┌──

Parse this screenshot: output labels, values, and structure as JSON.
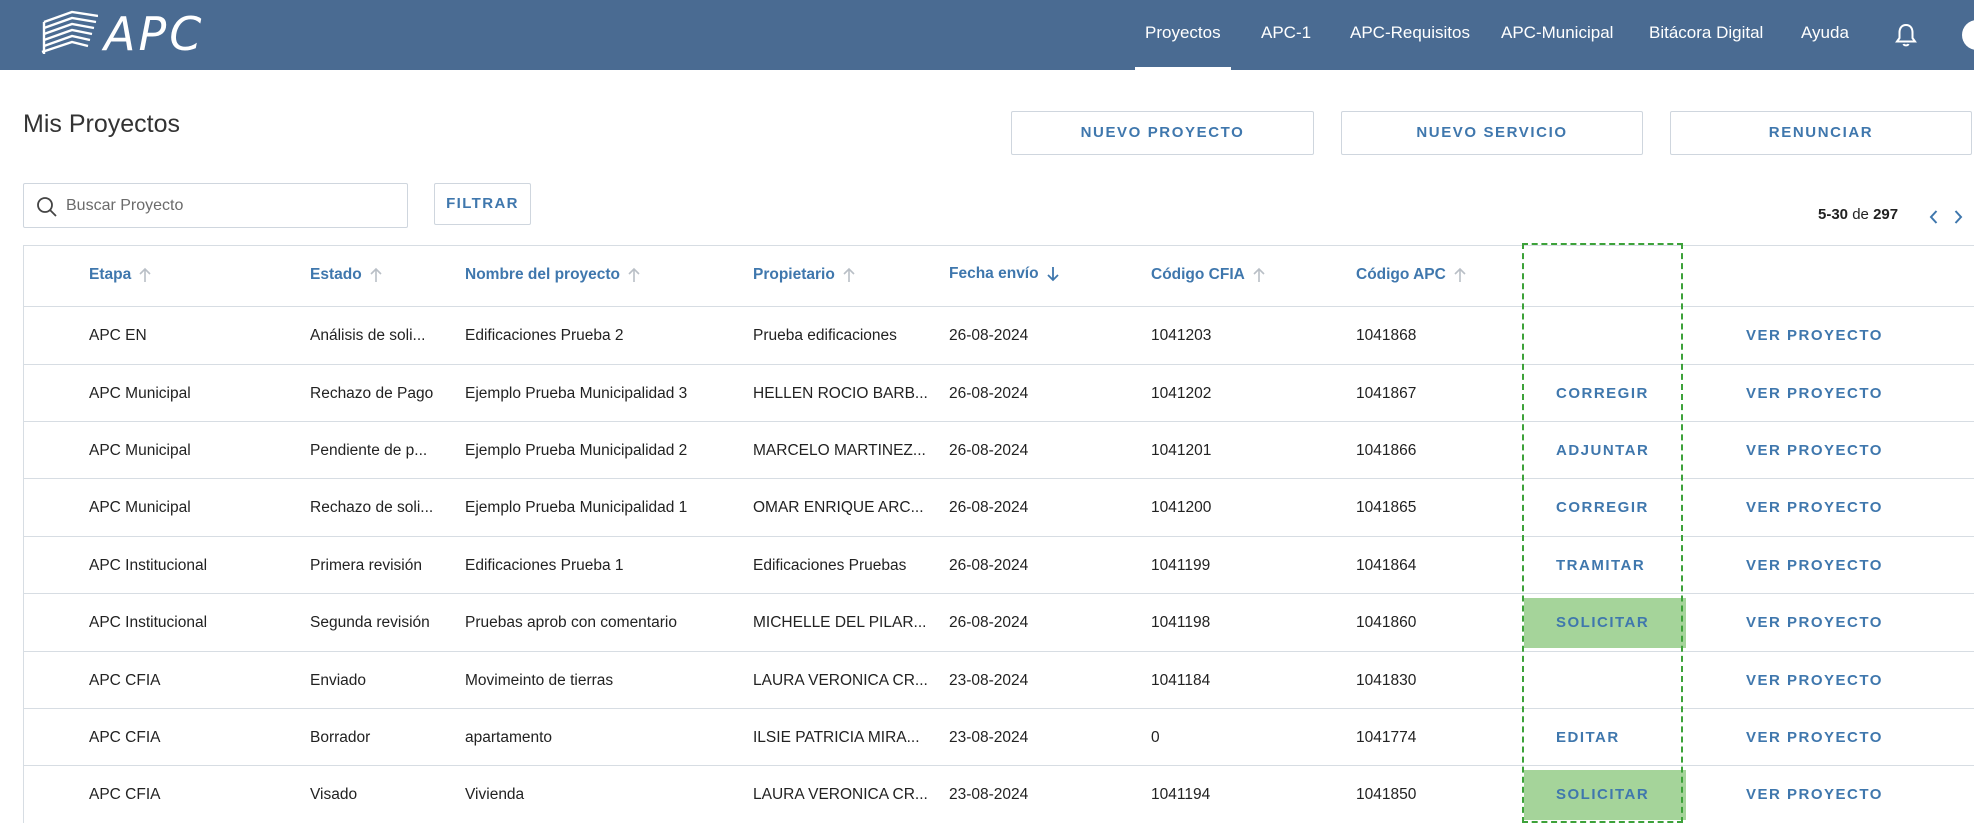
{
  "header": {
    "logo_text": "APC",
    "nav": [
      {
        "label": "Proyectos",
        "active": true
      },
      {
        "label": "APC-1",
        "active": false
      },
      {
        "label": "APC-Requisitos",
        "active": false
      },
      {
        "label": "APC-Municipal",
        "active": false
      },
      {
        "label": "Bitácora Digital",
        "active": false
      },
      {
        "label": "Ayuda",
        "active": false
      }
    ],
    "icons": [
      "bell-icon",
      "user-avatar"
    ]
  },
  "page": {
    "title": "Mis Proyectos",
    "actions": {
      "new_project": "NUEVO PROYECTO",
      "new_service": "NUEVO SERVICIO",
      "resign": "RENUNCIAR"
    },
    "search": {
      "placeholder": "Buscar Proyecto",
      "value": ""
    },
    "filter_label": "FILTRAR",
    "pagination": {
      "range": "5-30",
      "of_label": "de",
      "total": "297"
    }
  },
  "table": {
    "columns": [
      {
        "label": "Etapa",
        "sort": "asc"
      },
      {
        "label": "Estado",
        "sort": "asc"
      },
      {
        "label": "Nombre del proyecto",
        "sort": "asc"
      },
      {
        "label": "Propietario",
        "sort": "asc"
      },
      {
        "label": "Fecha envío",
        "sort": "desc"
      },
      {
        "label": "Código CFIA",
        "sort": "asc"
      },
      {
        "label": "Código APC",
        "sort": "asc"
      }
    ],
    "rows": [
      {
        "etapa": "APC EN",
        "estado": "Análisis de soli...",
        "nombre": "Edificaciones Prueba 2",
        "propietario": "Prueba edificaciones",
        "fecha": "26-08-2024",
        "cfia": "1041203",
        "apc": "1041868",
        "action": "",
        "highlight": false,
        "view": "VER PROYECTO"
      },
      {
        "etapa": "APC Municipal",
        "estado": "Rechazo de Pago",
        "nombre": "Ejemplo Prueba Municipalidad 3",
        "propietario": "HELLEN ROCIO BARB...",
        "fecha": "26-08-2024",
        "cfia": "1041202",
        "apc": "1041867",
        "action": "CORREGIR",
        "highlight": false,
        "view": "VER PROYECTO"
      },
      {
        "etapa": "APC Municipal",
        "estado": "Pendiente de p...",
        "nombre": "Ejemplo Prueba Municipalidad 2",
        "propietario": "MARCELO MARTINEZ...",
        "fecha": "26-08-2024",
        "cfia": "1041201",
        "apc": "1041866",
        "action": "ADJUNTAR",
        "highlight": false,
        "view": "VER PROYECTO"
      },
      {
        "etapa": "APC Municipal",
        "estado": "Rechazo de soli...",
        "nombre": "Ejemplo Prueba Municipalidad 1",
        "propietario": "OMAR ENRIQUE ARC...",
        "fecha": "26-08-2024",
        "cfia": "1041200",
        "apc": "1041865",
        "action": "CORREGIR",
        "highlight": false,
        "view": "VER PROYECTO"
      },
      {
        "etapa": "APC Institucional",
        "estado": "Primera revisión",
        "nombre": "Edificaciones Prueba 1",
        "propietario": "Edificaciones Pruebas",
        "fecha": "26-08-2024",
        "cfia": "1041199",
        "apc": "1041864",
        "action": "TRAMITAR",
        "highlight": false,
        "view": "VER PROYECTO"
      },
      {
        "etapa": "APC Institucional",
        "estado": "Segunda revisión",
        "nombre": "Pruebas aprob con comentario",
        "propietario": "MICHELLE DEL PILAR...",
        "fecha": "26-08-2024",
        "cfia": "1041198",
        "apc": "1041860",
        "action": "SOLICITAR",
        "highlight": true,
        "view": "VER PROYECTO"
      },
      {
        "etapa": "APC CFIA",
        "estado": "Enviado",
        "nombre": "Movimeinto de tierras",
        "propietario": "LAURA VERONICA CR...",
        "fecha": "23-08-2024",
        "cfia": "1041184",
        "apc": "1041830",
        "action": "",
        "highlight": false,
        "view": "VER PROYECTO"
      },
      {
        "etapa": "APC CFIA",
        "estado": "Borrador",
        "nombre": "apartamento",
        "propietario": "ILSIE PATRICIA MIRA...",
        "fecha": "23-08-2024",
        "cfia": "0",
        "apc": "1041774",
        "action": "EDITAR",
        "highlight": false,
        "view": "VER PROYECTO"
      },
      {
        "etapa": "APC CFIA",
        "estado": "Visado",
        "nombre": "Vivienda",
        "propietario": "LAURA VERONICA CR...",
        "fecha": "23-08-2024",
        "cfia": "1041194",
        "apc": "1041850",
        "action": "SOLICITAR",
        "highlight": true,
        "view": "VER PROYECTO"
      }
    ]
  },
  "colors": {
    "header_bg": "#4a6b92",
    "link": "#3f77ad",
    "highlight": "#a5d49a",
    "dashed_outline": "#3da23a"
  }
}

└──
┌──

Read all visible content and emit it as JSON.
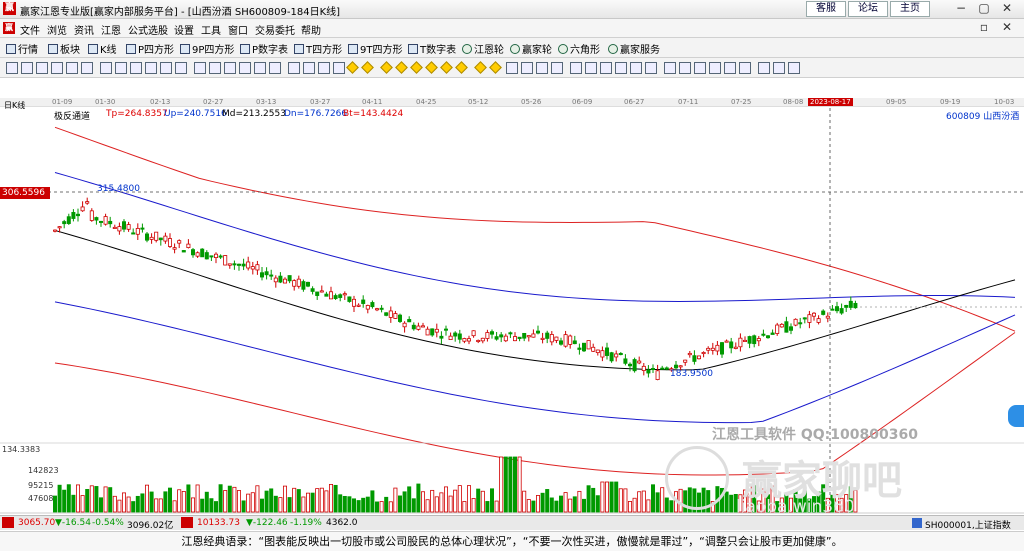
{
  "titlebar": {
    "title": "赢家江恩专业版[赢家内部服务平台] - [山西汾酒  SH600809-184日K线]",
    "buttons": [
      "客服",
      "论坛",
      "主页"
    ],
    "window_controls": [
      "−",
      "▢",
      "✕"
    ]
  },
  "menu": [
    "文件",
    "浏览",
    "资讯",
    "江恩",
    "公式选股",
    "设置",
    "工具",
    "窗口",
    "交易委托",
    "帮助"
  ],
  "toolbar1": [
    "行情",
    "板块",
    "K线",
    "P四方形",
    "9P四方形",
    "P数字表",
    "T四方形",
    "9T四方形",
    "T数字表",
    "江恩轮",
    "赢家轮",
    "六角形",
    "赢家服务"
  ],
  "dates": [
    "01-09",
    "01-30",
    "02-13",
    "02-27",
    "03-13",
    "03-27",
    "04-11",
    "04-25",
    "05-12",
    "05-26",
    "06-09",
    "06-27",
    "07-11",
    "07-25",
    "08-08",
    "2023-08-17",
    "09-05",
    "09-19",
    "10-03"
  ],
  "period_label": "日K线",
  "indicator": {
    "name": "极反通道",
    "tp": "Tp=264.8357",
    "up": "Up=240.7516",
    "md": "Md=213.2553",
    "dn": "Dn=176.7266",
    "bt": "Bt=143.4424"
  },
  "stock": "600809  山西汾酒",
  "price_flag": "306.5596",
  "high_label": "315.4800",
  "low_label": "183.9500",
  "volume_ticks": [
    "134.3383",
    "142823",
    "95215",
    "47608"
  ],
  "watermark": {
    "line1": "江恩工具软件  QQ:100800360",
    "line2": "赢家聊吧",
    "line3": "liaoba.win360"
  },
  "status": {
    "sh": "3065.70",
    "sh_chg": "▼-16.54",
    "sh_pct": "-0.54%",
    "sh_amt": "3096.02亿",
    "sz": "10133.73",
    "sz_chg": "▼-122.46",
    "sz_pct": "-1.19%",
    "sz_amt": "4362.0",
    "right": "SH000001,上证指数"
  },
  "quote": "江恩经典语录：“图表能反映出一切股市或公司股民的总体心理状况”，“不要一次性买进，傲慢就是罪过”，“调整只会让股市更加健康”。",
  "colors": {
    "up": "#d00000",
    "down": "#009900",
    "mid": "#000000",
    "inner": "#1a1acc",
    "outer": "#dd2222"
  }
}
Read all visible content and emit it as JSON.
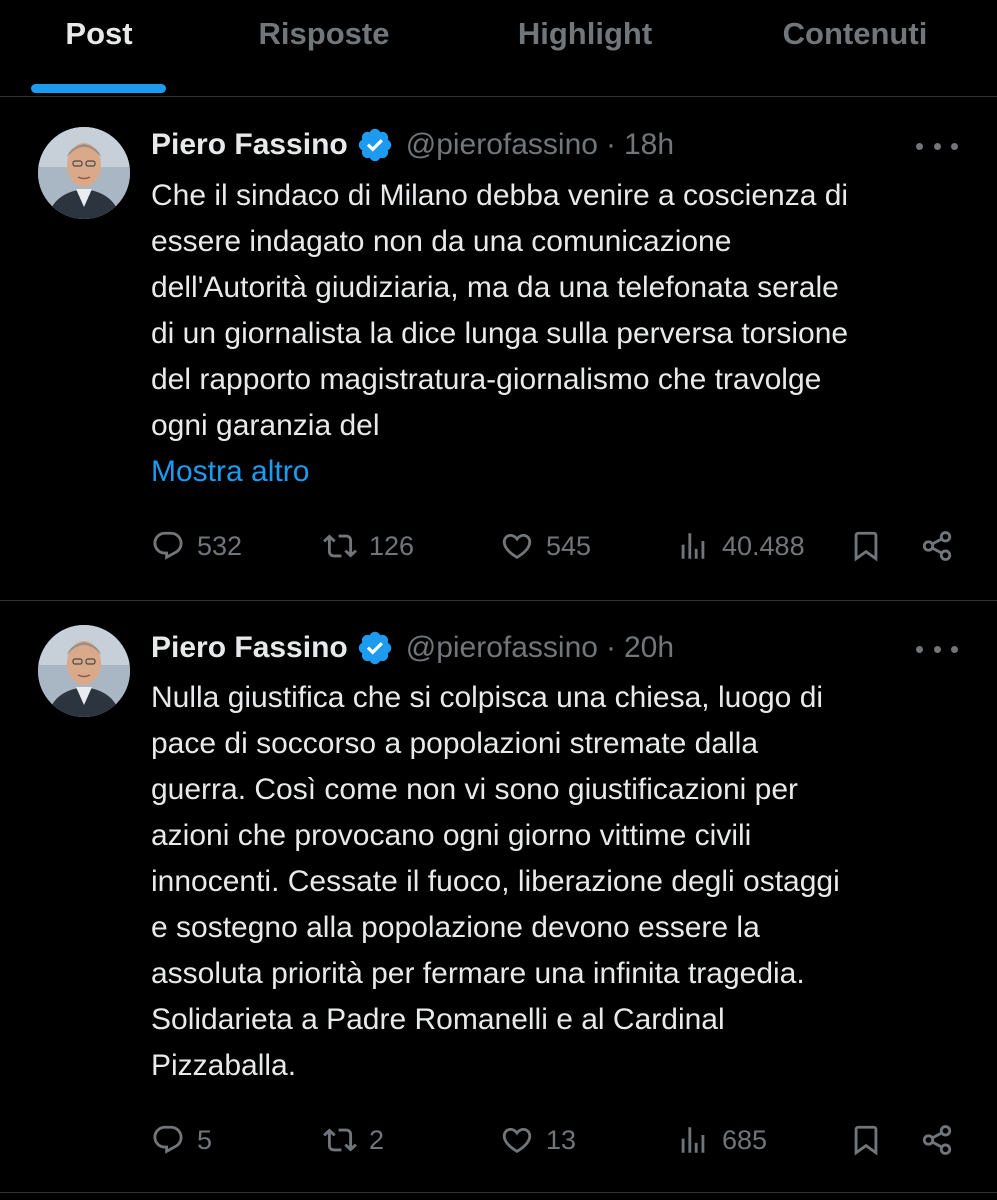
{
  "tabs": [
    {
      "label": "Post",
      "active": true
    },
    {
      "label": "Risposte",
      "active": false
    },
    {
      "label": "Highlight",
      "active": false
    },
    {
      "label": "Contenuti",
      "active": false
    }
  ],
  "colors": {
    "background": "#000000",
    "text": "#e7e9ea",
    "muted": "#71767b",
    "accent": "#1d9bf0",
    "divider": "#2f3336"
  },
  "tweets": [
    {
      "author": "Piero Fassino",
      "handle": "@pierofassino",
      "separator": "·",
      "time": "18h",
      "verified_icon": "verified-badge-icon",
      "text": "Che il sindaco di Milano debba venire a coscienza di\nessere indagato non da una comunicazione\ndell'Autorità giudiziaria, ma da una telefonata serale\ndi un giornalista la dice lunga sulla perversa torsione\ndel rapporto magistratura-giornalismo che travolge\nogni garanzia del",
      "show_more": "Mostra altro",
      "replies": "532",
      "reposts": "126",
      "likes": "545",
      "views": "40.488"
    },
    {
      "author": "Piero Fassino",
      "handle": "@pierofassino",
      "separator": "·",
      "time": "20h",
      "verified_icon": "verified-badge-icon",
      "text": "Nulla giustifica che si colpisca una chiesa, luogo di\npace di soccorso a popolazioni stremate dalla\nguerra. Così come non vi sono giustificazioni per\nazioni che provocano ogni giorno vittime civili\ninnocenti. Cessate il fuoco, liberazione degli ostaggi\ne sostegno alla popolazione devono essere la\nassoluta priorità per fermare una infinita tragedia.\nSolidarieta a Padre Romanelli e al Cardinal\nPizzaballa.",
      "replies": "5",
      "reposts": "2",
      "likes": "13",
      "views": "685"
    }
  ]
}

└──
┌──

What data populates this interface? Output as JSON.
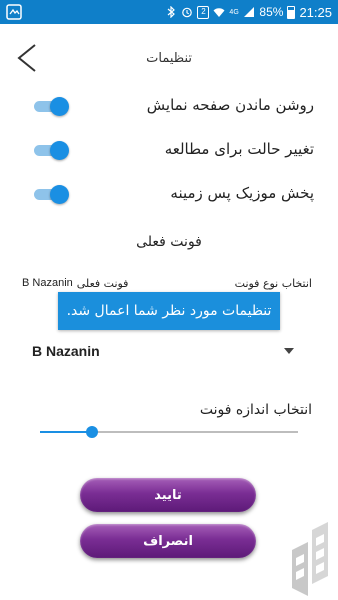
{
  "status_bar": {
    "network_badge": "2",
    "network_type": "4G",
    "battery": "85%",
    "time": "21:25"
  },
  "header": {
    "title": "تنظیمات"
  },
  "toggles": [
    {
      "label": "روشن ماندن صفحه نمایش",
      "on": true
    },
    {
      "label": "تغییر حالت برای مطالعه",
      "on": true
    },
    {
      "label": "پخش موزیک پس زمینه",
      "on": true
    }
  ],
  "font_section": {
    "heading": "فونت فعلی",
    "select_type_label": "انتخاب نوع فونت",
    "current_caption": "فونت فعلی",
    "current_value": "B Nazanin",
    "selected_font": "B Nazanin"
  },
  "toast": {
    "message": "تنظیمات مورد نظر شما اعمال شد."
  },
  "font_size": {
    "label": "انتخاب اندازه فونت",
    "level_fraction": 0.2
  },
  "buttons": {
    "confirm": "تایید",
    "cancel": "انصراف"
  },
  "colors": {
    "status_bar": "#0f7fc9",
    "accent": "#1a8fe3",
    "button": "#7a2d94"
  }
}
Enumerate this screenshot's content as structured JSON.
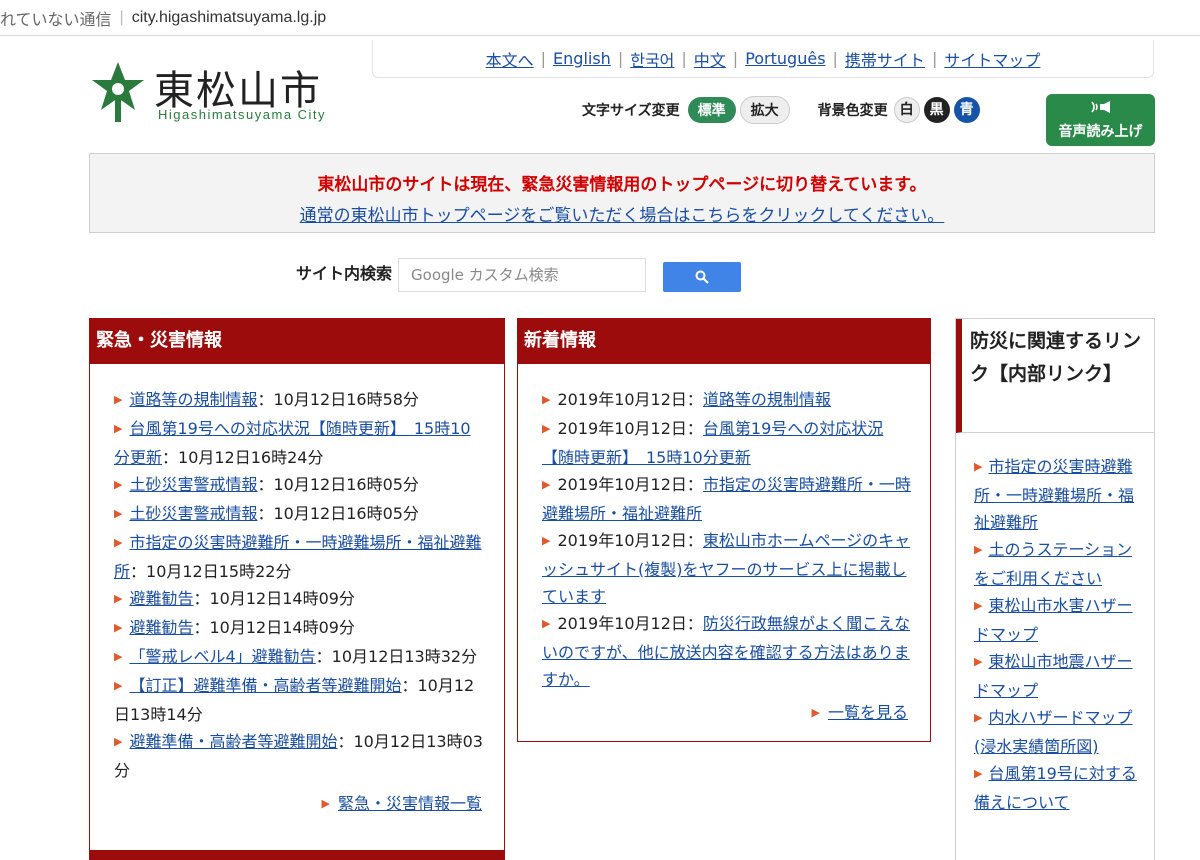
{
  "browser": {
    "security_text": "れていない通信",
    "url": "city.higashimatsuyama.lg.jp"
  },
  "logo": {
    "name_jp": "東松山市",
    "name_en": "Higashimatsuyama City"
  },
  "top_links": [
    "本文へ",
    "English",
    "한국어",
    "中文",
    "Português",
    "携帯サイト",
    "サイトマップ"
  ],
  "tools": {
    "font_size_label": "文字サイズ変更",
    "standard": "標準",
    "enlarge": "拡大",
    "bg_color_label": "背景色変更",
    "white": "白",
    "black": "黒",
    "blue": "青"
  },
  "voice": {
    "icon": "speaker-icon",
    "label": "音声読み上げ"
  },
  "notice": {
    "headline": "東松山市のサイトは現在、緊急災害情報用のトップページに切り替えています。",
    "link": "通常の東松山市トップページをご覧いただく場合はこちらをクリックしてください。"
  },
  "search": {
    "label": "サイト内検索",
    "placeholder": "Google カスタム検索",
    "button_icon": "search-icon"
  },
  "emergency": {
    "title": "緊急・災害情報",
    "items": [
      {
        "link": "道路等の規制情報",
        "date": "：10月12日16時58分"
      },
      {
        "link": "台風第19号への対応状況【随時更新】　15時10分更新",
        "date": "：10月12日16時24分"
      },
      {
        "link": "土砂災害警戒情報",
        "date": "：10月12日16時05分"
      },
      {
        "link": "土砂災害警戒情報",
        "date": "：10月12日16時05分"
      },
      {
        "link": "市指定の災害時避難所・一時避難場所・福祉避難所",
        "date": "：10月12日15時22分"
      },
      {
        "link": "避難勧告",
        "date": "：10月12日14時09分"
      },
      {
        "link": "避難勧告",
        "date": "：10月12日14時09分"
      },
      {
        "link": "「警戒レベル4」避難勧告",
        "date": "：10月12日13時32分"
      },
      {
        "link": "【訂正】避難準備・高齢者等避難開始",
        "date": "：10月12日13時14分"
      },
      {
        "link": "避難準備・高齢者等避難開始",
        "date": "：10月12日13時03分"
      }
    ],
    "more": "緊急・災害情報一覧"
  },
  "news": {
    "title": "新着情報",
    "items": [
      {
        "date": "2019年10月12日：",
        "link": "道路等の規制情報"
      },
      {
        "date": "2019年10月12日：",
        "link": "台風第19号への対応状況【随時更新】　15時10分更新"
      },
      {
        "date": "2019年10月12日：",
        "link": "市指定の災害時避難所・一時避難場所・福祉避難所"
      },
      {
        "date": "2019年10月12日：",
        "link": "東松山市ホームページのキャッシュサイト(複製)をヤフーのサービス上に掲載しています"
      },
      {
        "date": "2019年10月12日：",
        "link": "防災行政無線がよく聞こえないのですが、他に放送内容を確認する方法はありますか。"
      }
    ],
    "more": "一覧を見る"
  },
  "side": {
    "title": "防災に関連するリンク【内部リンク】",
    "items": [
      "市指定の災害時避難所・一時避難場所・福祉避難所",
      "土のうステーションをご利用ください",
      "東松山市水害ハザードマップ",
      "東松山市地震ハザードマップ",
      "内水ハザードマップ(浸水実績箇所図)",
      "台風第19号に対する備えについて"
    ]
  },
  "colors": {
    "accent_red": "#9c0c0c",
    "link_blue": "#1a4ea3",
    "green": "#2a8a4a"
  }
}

└──

§ WHAT IS EXPECTED: Select and copy every line of the material that holds the string "NUEVO".

§ RESPONSE:
      "new_project": "NUEVO PROYECTO",
      "new_service": "NUEVO SERVICIO",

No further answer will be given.